- [Vorliegender Text]:
>>>
Geheimdienstjagd auf Teenager?
Zum Bekanntwerden eines Schreibens des brandenburgischen Bildungsministeriums, das eine Verfassungsschutz-Warnung vor Schülerprotesten gegen die Wehrpflicht an die Schulen weitergeleitet hat, erklärt die Landesvorsitzende des BSW Brandenburg, Friederike Benda:
„Es ist ein ungeheuerlicher Vorgang, dass der Geheimdienst Schulleitungen dazu einspannt, politisch engagierte Jugendliche zu bespitzeln. Anstatt die berechtigten Sorgen der jungen Generation vor einer neuen Wehrpflicht und der zunehmenden Militarisierung ernst zu nehmen, werden friedliche Proteste pauschal kriminalisiert und als Extremismus diffamiert. Dass Lehrer und Schulleiter nun wegen roter Schals oder Anstecknadeln den Verfassungsschutz einschalten sollen, ist ein unerträglicher Vorgang in Richtung Gesinnungsschnüffelei. Als BSW stehen wir klar an der Seite der Proteste gegen die Wehrpflicht und die wahnwitzige Hochrüstung!
<<<
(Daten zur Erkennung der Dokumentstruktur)
>>>
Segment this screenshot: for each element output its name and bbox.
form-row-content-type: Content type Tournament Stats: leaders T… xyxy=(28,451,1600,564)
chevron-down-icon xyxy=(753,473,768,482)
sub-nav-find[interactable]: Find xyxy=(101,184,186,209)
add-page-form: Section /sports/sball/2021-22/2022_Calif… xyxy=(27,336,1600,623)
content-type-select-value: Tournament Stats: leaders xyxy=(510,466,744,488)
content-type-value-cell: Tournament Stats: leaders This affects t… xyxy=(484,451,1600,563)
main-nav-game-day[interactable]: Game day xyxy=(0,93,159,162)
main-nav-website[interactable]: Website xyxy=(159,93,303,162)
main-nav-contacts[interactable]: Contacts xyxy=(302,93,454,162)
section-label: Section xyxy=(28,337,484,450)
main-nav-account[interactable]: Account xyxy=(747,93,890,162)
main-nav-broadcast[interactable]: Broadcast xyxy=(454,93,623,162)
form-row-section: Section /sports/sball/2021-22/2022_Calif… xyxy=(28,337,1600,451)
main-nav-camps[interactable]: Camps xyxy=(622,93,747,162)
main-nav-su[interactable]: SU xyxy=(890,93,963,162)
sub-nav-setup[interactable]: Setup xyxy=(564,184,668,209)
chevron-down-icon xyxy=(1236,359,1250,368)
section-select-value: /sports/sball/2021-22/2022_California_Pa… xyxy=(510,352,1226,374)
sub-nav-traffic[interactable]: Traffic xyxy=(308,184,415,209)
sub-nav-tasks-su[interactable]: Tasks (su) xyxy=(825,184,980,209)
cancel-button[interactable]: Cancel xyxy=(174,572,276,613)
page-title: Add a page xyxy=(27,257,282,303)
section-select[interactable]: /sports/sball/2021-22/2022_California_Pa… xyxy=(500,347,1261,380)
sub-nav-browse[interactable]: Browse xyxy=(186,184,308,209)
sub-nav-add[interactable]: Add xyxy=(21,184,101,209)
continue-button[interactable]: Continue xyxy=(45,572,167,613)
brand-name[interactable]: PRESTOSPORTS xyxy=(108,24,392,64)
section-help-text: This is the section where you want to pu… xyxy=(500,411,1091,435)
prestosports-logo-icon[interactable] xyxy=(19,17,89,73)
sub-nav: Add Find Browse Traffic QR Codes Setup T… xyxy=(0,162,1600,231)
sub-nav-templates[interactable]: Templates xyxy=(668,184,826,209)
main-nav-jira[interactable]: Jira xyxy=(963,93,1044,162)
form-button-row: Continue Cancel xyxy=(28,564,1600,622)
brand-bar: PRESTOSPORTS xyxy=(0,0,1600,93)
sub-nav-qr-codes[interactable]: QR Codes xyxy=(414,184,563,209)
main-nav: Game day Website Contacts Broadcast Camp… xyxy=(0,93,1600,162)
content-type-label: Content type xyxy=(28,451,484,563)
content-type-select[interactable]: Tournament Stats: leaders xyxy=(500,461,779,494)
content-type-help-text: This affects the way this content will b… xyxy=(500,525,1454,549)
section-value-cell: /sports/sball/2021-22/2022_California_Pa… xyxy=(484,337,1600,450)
<<<
- [Arbeitsanweisungen]:
**1)** Warum nennt Friederike Benda den Vorgang in der Erklärung zur Verfassungsschutz-Warnung an Schulen „ungeheuerlich“? Antworte in ein bis drei Sätzen.
**2)** Bearbeite die Erklärung zur Verfassungsschutz-Warnung an Schulen: Gib sie von „Zum Bekanntwerden eines“ bis einschließlich „die wahnwitzige Hochrüstung!“ wieder und ersetze dabei „Vorgang“ durch „Vorfall“.
**3)** Knüpfe an das Ende der Erklärung zur Verfassungsschutz-Warnung an Schulen an und führe sie weiter.

- [Lösungen]:
**1)** Sie nennt ihn ungeheuerlich, weil der Geheimdienst Schulleitungen dazu einspannt, politisch engagierte Jugendliche zu bespitzeln.

**2)**
Zum Bekanntwerden eines Schreibens des brandenburgischen Bildungsministeriums, das eine Verfassungsschutz-Warnung vor Schülerprotesten gegen die Wehrpflicht an die Schulen weitergeleitet hat, erklärt die Landesvorsitzende des BSW Brandenburg, Friederike Benda:
„Es ist ein ungeheuerlicher Vorfall, dass der Geheimdienst Schulleitungen dazu einspannt, politisch engagierte Jugendliche zu bespitzeln. Anstatt die berechtigten Sorgen der jungen Generation vor einer neuen Wehrpflicht und der zunehmenden Militarisierung ernst zu nehmen, werden friedliche Proteste pauschal kriminalisiert und als Extremismus diffamiert. Dass Lehrer und Schulleiter nun wegen roter Schals oder Anstecknadeln den Verfassungsschutz einschalten sollen, ist ein unerträglicher Vorfall in Richtung Gesinnungsschnüffelei. Als BSW stehen wir klar an der Seite der Proteste gegen die Wehrpflicht und die wahnwitzige Hochrüstung!

**3)**
Unsere Schulen im Land haben wahrlich genug Probleme – vom Lehrermangel bis hin zu maroden Gebäuden. Dass das Bildungsministerium hier als verlängerter Arm des Inlandsgeheimdienstes agiert und Misstrauen in die Klassenzimmer trägt, ist brandgefährlich für das gesellschaftliche Klima und das Vertrauensverhältnis an unseren Schulen. Wir fordern die Landesregierung und das Ministerium auf, diesen Einschüchterungsversuch sofort zu stoppen. Junge Menschen müssen ihre Meinung frei und ohne Angst vor dem Geheimdienst äußern dürfen. Wir brauchen Räume für Demokratie und freien Diskurs an den Schulen, keine Überwachung!“
Hintergrund
Hintergrund der Kritik ist ein offizielles Schreiben des brandenburgischen Verfassungsschutzes an das Bildungsministerium, das anschließend an Dutzende weiterführende Schulen im Land weitergeleitet wurde. Darin warnt die Behörde vor einer angeblichen extremistischen Instrumentalisierung der Kampagne „Schulstreik gegen Wehrpflicht“ und bittet die Schulleitungen unter Berufung auf Paragraph 14 Absatz 1 des brandenburgischen Verfassungsschutzgesetzes um Mitwirkung bei der Informationsübermittlung. Das betroffene Schülerbündnis demonstriert gegen die von der Bundesregierung geplanten Schritte zur Wiedereinführung der Wehrpflicht und plant im Juni weitere Protestaktionen gegen die Militarisierung.